Records from a data collection
=====

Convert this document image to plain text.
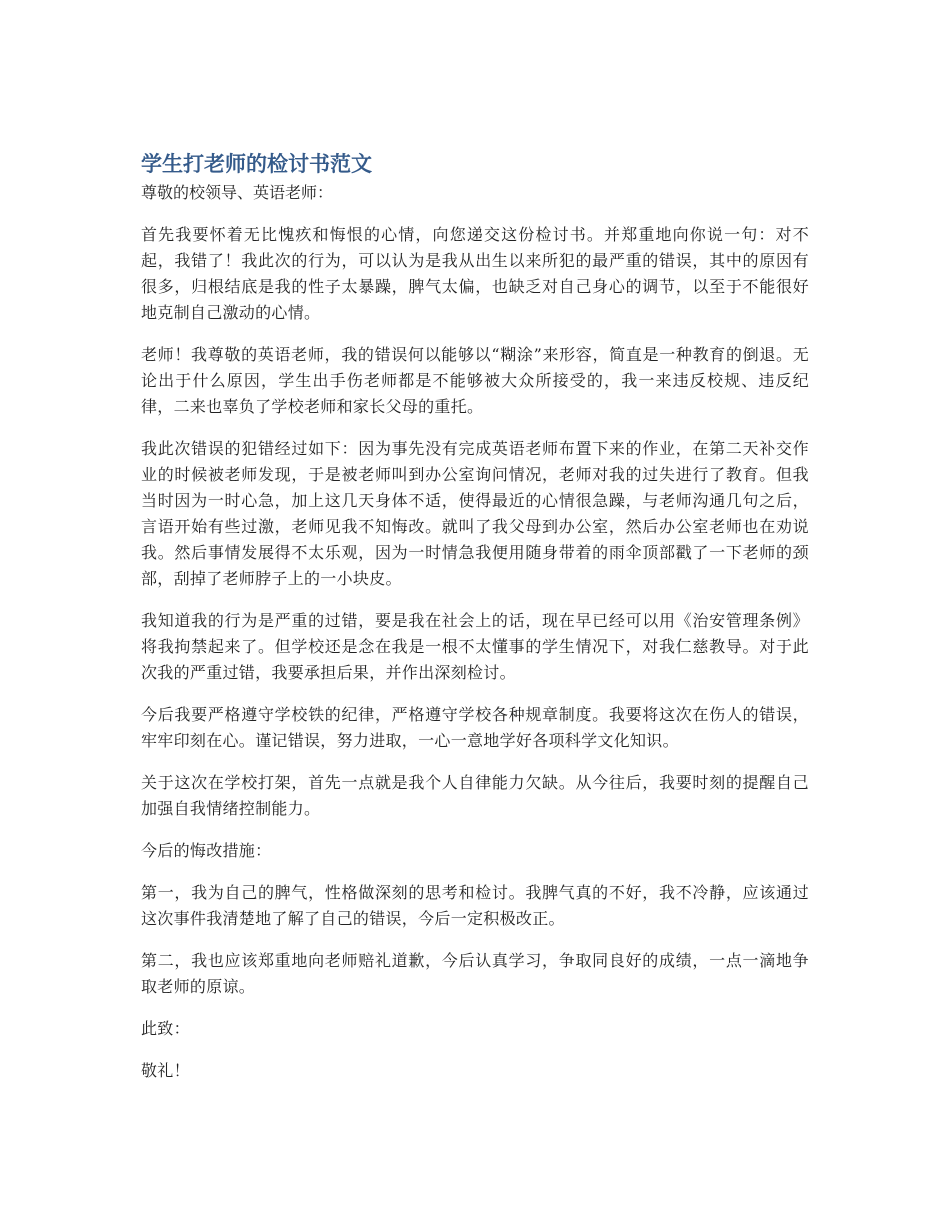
学生打老师的检讨书范文

尊敬的校领导、英语老师：

首先我要怀着无比愧疚和悔恨的心情，向您递交这份检讨书。并郑重地向你说一句：对不起，我错了！我此次的行为，可以认为是我从出生以来所犯的最严重的错误，其中的原因有很多，归根结底是我的性子太暴躁，脾气太偏，也缺乏对自己身心的调节，以至于不能很好地克制自己激动的心情。

老师！我尊敬的英语老师，我的错误何以能够以“糊涂”来形容，简直是一种教育的倒退。无论出于什么原因，学生出手伤老师都是不能够被大众所接受的，我一来违反校规、违反纪律，二来也辜负了学校老师和家长父母的重托。

我此次错误的犯错经过如下：因为事先没有完成英语老师布置下来的作业，在第二天补交作业的时候被老师发现，于是被老师叫到办公室询问情况，老师对我的过失进行了教育。但我当时因为一时心急，加上这几天身体不适，使得最近的心情很急躁，与老师沟通几句之后，言语开始有些过激，老师见我不知悔改。就叫了我父母到办公室，然后办公室老师也在劝说我。然后事情发展得不太乐观，因为一时情急我便用随身带着的雨伞顶部戳了一下老师的颈部，刮掉了老师脖子上的一小块皮。

我知道我的行为是严重的过错，要是我在社会上的话，现在早已经可以用《治安管理条例》将我拘禁起来了。但学校还是念在我是一根不太懂事的学生情况下，对我仁慈教导。对于此次我的严重过错，我要承担后果，并作出深刻检讨。

今后我要严格遵守学校铁的纪律，严格遵守学校各种规章制度。我要将这次在伤人的错误，牢牢印刻在心。谨记错误，努力进取，一心一意地学好各项科学文化知识。

关于这次在学校打架，首先一点就是我个人自律能力欠缺。从今往后，我要时刻的提醒自己加强自我情绪控制能力。

今后的悔改措施：

第一，我为自己的脾气，性格做深刻的思考和检讨。我脾气真的不好，我不冷静，应该通过这次事件我清楚地了解了自己的错误，今后一定积极改正。

第二，我也应该郑重地向老师赔礼道歉，今后认真学习，争取同良好的成绩，一点一滴地争取老师的原谅。

此致：

敬礼！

=====

> What is asked:
Each entry shown above must be quoted exactly, with its pictures left out.

> Exercise output:
Convert this document image to plain text.
学生打老师的检讨书范文

尊敬的校领导、英语老师：

首先我要怀着无比愧疚和悔恨的心情，向您递交这份检讨书。并郑重地向你说一句：对不起，我错了！我此次的行为，可以认为是我从出生以来所犯的最严重的错误，其中的原因有很多，归根结底是我的性子太暴躁，脾气太偏，也缺乏对自己身心的调节，以至于不能很好地克制自己激动的心情。

老师！我尊敬的英语老师，我的错误何以能够以“糊涂”来形容，简直是一种教育的倒退。无论出于什么原因，学生出手伤老师都是不能够被大众所接受的，我一来违反校规、违反纪律，二来也辜负了学校老师和家长父母的重托。

我此次错误的犯错经过如下：因为事先没有完成英语老师布置下来的作业，在第二天补交作业的时候被老师发现，于是被老师叫到办公室询问情况，老师对我的过失进行了教育。但我当时因为一时心急，加上这几天身体不适，使得最近的心情很急躁，与老师沟通几句之后，言语开始有些过激，老师见我不知悔改。就叫了我父母到办公室，然后办公室老师也在劝说我。然后事情发展得不太乐观，因为一时情急我便用随身带着的雨伞顶部戳了一下老师的颈部，刮掉了老师脖子上的一小块皮。

我知道我的行为是严重的过错，要是我在社会上的话，现在早已经可以用《治安管理条例》将我拘禁起来了。但学校还是念在我是一根不太懂事的学生情况下，对我仁慈教导。对于此次我的严重过错，我要承担后果，并作出深刻检讨。

今后我要严格遵守学校铁的纪律，严格遵守学校各种规章制度。我要将这次在伤人的错误，牢牢印刻在心。谨记错误，努力进取，一心一意地学好各项科学文化知识。

关于这次在学校打架，首先一点就是我个人自律能力欠缺。从今往后，我要时刻的提醒自己加强自我情绪控制能力。

今后的悔改措施：

第一，我为自己的脾气，性格做深刻的思考和检讨。我脾气真的不好，我不冷静，应该通过这次事件我清楚地了解了自己的错误，今后一定积极改正。

第二，我也应该郑重地向老师赔礼道歉，今后认真学习，争取同良好的成绩，一点一滴地争取老师的原谅。

此致：

敬礼！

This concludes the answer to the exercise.